Supreme Court of Montana

October 3, 2017

Danreuther Ranches CLAIMANT
v.
Farmers Cooperative Canal Company; Teton Cooperative Canal Company; Eldorado Cooperative Canal Company;United States of America (Bureau of Indian Affairs); Danreuther Ranches OBJECTORS Farmers Coop Canal Company. COUNTEROBJECTORS

          Submitted on Briefs: August 2, 2017

         APPEAL FROM: Montana Water Court, Cause No. 41O-209 Honorable Douglas Ritter, Water Judge

          For Appellants: John E. Bloomquist, Abigail J. St. Lawrence, Bloomquist Law Firm P.C., Helena, Montana

          For Appellee: Stephen R. Brown, Katelyn J. Hepburn, Garlington Lohn & Robinson, PLLP, Missoula, Montana

          OPINION

          Mike McGrath Chief Justice.

         ¶1 This is an appeal from the Water Court's August 30, 2016 "Order Regarding Danreuther Ranches Water Right Claims." We affirm in part and reverse in part.

         ¶2 We restate the issues on appeal as follows:

Issue One (Canal Companies): Whether the Water Court erred in its orders regarding Danreuther Claim Nos. 41O 156802-00; 41O 156804-00; 41O 156805-00; and implied Claim No. 30106965.
Issue Two (Danreuther cross-appeal): Whether the Water Court erred in its orders regarding Danreuther Claim No. 41O 156804-00.

         PROCEDURAL AND FACTUAL BACKGROUND

         ¶3 The following facts are taken from the Water Court's decision. This appeal concerns certain water rights of the Danreuther Ranch, located along the Teton River north of Carter, Montana. Lands in that area generally require irrigation to produce crops and the Teton River is the only reliable source of surface water with the exception of a spring in Captain Nelse's Coulee. Danreuther Ranch raises crops, hay and livestock, and seeks to irrigate 182.8 acres north of the River and 69.7 acres south of the River. The Ranch also claims stockwater from the River and from the Coulee spring.

SUPPLIED INFORMATION:
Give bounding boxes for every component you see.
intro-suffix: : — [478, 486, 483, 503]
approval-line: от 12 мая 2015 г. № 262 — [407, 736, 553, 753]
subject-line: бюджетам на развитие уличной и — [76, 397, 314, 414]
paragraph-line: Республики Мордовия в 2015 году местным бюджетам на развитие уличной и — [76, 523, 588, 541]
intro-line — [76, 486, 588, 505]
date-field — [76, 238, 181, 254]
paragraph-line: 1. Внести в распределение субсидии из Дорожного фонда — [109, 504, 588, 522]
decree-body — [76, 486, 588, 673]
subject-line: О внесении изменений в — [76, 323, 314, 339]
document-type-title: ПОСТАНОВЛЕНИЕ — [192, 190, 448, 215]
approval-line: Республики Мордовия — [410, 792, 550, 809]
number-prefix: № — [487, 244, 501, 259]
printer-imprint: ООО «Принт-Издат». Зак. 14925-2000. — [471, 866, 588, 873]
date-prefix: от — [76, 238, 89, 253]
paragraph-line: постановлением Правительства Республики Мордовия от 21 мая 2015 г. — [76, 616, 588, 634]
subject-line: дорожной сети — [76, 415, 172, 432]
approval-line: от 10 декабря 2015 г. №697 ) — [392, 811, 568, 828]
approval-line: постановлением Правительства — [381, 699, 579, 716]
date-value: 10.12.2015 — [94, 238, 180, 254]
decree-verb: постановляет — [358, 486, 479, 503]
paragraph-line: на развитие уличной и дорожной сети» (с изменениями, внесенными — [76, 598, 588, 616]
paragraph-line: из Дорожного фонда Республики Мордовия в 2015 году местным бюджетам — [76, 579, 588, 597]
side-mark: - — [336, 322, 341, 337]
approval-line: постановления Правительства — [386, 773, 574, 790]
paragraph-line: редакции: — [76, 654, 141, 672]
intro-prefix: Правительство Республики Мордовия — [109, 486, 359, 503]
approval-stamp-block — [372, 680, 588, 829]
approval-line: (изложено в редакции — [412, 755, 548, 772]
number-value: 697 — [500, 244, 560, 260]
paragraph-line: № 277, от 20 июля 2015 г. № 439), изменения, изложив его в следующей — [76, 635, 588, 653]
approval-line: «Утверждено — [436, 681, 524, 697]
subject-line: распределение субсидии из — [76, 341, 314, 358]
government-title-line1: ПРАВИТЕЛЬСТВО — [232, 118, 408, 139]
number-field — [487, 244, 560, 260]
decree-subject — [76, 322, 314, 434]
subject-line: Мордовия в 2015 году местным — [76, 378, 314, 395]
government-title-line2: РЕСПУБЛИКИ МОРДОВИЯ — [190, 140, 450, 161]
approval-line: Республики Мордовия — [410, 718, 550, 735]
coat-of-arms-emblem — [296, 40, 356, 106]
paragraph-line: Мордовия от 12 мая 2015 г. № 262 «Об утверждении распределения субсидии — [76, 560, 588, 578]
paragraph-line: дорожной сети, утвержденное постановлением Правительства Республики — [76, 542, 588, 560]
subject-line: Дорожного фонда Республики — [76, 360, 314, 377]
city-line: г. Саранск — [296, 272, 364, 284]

WHAT IS NEEDED:
The court opinion says what lands near the Danreuther Ranch need in order to produce crops. State that need and the surface water sources the opinion names as reliable for meeting it.

FINAL ANSWER:
Lands in that area generally require irrigation to produce crops. The Teton River is the only reliable source of surface water, except for a spring in Captain Nelse's Coulee.